» **The request**: Leave out the pictures and copy everything else in the entries exactly.

[Start]

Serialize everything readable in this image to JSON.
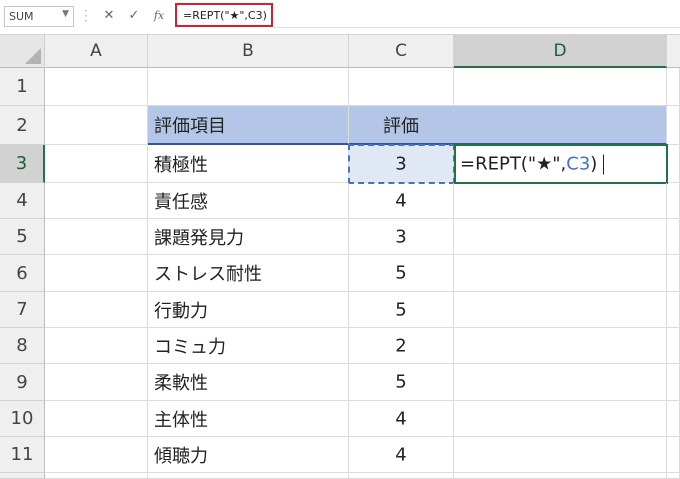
{
  "formula_bar": {
    "name_box": "SUM",
    "cancel_icon": "✕",
    "enter_icon": "✓",
    "function_icon": "fx",
    "formula": "=REPT(\"★\",C3)"
  },
  "columns": [
    "A",
    "B",
    "C",
    "D"
  ],
  "rows": [
    "1",
    "2",
    "3",
    "4",
    "5",
    "6",
    "7",
    "8",
    "9",
    "10",
    "11"
  ],
  "table": {
    "header": [
      "評価項目",
      "評価"
    ],
    "items": [
      {
        "label": "積極性",
        "score": "3"
      },
      {
        "label": "責任感",
        "score": "4"
      },
      {
        "label": "課題発見力",
        "score": "3"
      },
      {
        "label": "ストレス耐性",
        "score": "5"
      },
      {
        "label": "行動力",
        "score": "5"
      },
      {
        "label": "コミュ力",
        "score": "2"
      },
      {
        "label": "柔軟性",
        "score": "5"
      },
      {
        "label": "主体性",
        "score": "4"
      },
      {
        "label": "傾聴力",
        "score": "4"
      }
    ]
  },
  "edit_cell": {
    "prefix": "=REPT(\"★\",",
    "ref": "C3",
    "suffix": ")"
  },
  "colors": {
    "header_fill": "#b4c6e7",
    "header_border": "#2f5597",
    "selection": "#217346",
    "reference": "#4472c4",
    "highlight_box": "#d9202a"
  }
}
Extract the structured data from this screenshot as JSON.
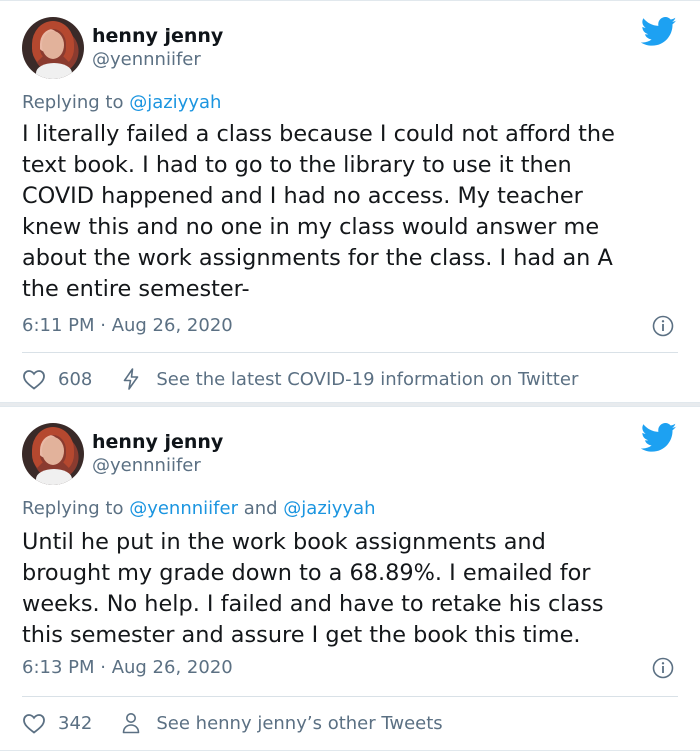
{
  "tweets": [
    {
      "author_name": "henny jenny",
      "author_handle": "@yennniifer",
      "reply_prefix": "Replying to ",
      "reply_to": "@jaziyyah",
      "reply_joiner": "",
      "reply_to_2": "",
      "text": "I literally failed a class because I could not afford the\ntext book. I had to go to the library to use it then\nCOVID happened and I had no access. My teacher\nknew this and no one in my class would answer me\nabout the work assignments for the class. I had an A\nthe entire semester-",
      "timestamp": "6:11 PM · Aug 26, 2020",
      "likes": "608",
      "action_text": "See the latest COVID-19 information on Twitter"
    },
    {
      "author_name": "henny jenny",
      "author_handle": "@yennniifer",
      "reply_prefix": "Replying to ",
      "reply_to": "@yennniifer",
      "reply_joiner": " and ",
      "reply_to_2": "@jaziyyah",
      "text": "Until he put in the work book assignments and\nbrought my grade down to a 68.89%. I emailed for\nweeks. No help. I failed and have to retake his class\nthis semester and assure I get the book this time.",
      "timestamp": "6:13 PM · Aug 26, 2020",
      "likes": "342",
      "action_text": "See henny jenny’s other Tweets"
    }
  ],
  "colors": {
    "twitter_blue": "#1da1f2",
    "link_blue": "#1b95e0",
    "muted": "#5b7083"
  }
}
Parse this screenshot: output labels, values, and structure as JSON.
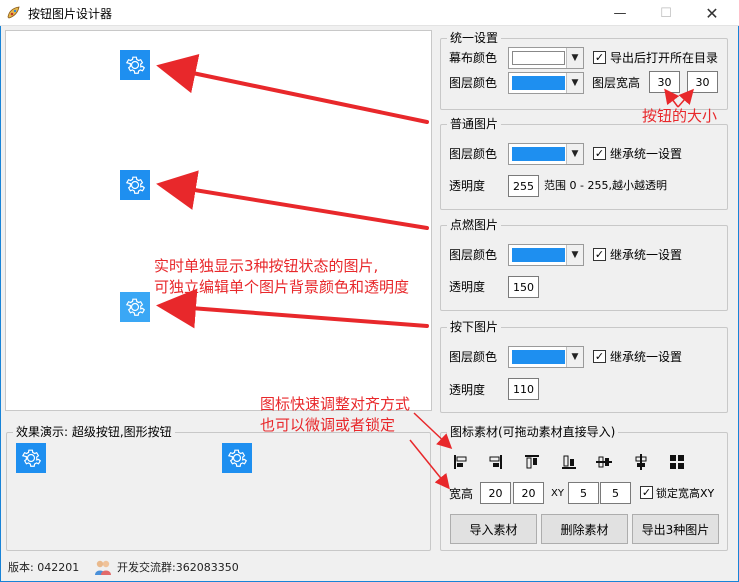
{
  "window": {
    "title": "按钮图片设计器",
    "min_glyph": "—",
    "max_glyph": "☐",
    "close_glyph": "✕"
  },
  "unified": {
    "legend": "统一设置",
    "canvas_color_label": "幕布颜色",
    "canvas_color": "#ffffff",
    "open_dir_label": "导出后打开所在目录",
    "layer_color_label": "图层颜色",
    "layer_color": "#1e8ff0",
    "size_label": "图层宽高",
    "width": "30",
    "height": "30"
  },
  "normal": {
    "legend": "普通图片",
    "layer_color_label": "图层颜色",
    "layer_color": "#1e8ff0",
    "inherit_label": "继承统一设置",
    "opacity_label": "透明度",
    "opacity": "255",
    "range_hint": "范围 0 - 255,越小越透明"
  },
  "hover": {
    "legend": "点燃图片",
    "layer_color_label": "图层颜色",
    "layer_color": "#1e8ff0",
    "inherit_label": "继承统一设置",
    "opacity_label": "透明度",
    "opacity": "150"
  },
  "pressed": {
    "legend": "按下图片",
    "layer_color_label": "图层颜色",
    "layer_color": "#1e8ff0",
    "inherit_label": "继承统一设置",
    "opacity_label": "透明度",
    "opacity": "110"
  },
  "materials": {
    "legend": "图标素材(可拖动素材直接导入)",
    "size_label": "宽高",
    "w": "20",
    "h": "20",
    "xy_label": "XY",
    "x": "5",
    "y": "5",
    "lock_label": "锁定宽高XY",
    "import_btn": "导入素材",
    "delete_btn": "删除素材",
    "export_btn": "导出3种图片"
  },
  "demo": {
    "legend": "效果演示: 超级按钮,图形按钮"
  },
  "status": {
    "version": "版本: 042201",
    "group": "开发交流群:362083350"
  },
  "annotations": {
    "size_note": "按钮的大小",
    "realtime_line1": "实时单独显示3种按钮状态的图片,",
    "realtime_line2": "可独立编辑单个图片背景颜色和透明度",
    "align_line1": "图标快速调整对齐方式",
    "align_line2": "也可以微调或者锁定"
  },
  "colors": {
    "accent": "#1e8ff0",
    "annotation": "#e8282b"
  }
}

[End]

» **Answer to the task**:
Serialize everything readable in this image to JSON.
{
  "formula_bar": {
    "name_box": "SUM",
    "cancel_icon": "✕",
    "enter_icon": "✓",
    "function_icon": "fx",
    "formula": "=REPT(\"★\",C3)"
  },
  "columns": [
    "A",
    "B",
    "C",
    "D"
  ],
  "rows": [
    "1",
    "2",
    "3",
    "4",
    "5",
    "6",
    "7",
    "8",
    "9",
    "10",
    "11"
  ],
  "table": {
    "header": [
      "評価項目",
      "評価"
    ],
    "items": [
      {
        "label": "積極性",
        "score": "3"
      },
      {
        "label": "責任感",
        "score": "4"
      },
      {
        "label": "課題発見力",
        "score": "3"
      },
      {
        "label": "ストレス耐性",
        "score": "5"
      },
      {
        "label": "行動力",
        "score": "5"
      },
      {
        "label": "コミュ力",
        "score": "2"
      },
      {
        "label": "柔軟性",
        "score": "5"
      },
      {
        "label": "主体性",
        "score": "4"
      },
      {
        "label": "傾聴力",
        "score": "4"
      }
    ]
  },
  "edit_cell": {
    "prefix": "=REPT(\"★\",",
    "ref": "C3",
    "suffix": ")"
  },
  "colors": {
    "header_fill": "#b4c6e7",
    "header_border": "#2f5597",
    "selection": "#217346",
    "reference": "#4472c4",
    "highlight_box": "#d9202a"
  }
}
Extract the structured data from this screenshot as JSON.
{
  "tweets": [
    {
      "author_name": "henny jenny",
      "author_handle": "@yennniifer",
      "reply_prefix": "Replying to ",
      "reply_to": "@jaziyyah",
      "reply_joiner": "",
      "reply_to_2": "",
      "text": "I literally failed a class because I could not afford the\ntext book. I had to go to the library to use it then\nCOVID happened and I had no access. My teacher\nknew this and no one in my class would answer me\nabout the work assignments for the class. I had an A\nthe entire semester-",
      "timestamp": "6:11 PM · Aug 26, 2020",
      "likes": "608",
      "action_text": "See the latest COVID-19 information on Twitter"
    },
    {
      "author_name": "henny jenny",
      "author_handle": "@yennniifer",
      "reply_prefix": "Replying to ",
      "reply_to": "@yennniifer",
      "reply_joiner": " and ",
      "reply_to_2": "@jaziyyah",
      "text": "Until he put in the work book assignments and\nbrought my grade down to a 68.89%. I emailed for\nweeks. No help. I failed and have to retake his class\nthis semester and assure I get the book this time.",
      "timestamp": "6:13 PM · Aug 26, 2020",
      "likes": "342",
      "action_text": "See henny jenny’s other Tweets"
    }
  ],
  "colors": {
    "twitter_blue": "#1da1f2",
    "link_blue": "#1b95e0",
    "muted": "#5b7083"
  }
}
Parse this screenshot: output labels, values, and structure as JSON.
{
  "window": {
    "title": "按钮图片设计器",
    "min_glyph": "—",
    "max_glyph": "☐",
    "close_glyph": "✕"
  },
  "unified": {
    "legend": "统一设置",
    "canvas_color_label": "幕布颜色",
    "canvas_color": "#ffffff",
    "open_dir_label": "导出后打开所在目录",
    "layer_color_label": "图层颜色",
    "layer_color": "#1e8ff0",
    "size_label": "图层宽高",
    "width": "30",
    "height": "30"
  },
  "normal": {
    "legend": "普通图片",
    "layer_color_label": "图层颜色",
    "layer_color": "#1e8ff0",
    "inherit_label": "继承统一设置",
    "opacity_label": "透明度",
    "opacity": "255",
    "range_hint": "范围 0 - 255,越小越透明"
  },
  "hover": {
    "legend": "点燃图片",
    "layer_color_label": "图层颜色",
    "layer_color": "#1e8ff0",
    "inherit_label": "继承统一设置",
    "opacity_label": "透明度",
    "opacity": "150"
  },
  "pressed": {
    "legend": "按下图片",
    "layer_color_label": "图层颜色",
    "layer_color": "#1e8ff0",
    "inherit_label": "继承统一设置",
    "opacity_label": "透明度",
    "opacity": "110"
  },
  "materials": {
    "legend": "图标素材(可拖动素材直接导入)",
    "size_label": "宽高",
    "w": "20",
    "h": "20",
    "xy_label": "XY",
    "x": "5",
    "y": "5",
    "lock_label": "锁定宽高XY",
    "import_btn": "导入素材",
    "delete_btn": "删除素材",
    "export_btn": "导出3种图片"
  },
  "demo": {
    "legend": "效果演示: 超级按钮,图形按钮"
  },
  "status": {
    "version": "版本: 042201",
    "group": "开发交流群:362083350"
  },
  "annotations": {
    "size_note": "按钮的大小",
    "realtime_line1": "实时单独显示3种按钮状态的图片,",
    "realtime_line2": "可独立编辑单个图片背景颜色和透明度",
    "align_line1": "图标快速调整对齐方式",
    "align_line2": "也可以微调或者锁定"
  },
  "colors": {
    "accent": "#1e8ff0",
    "annotation": "#e8282b"
  }
}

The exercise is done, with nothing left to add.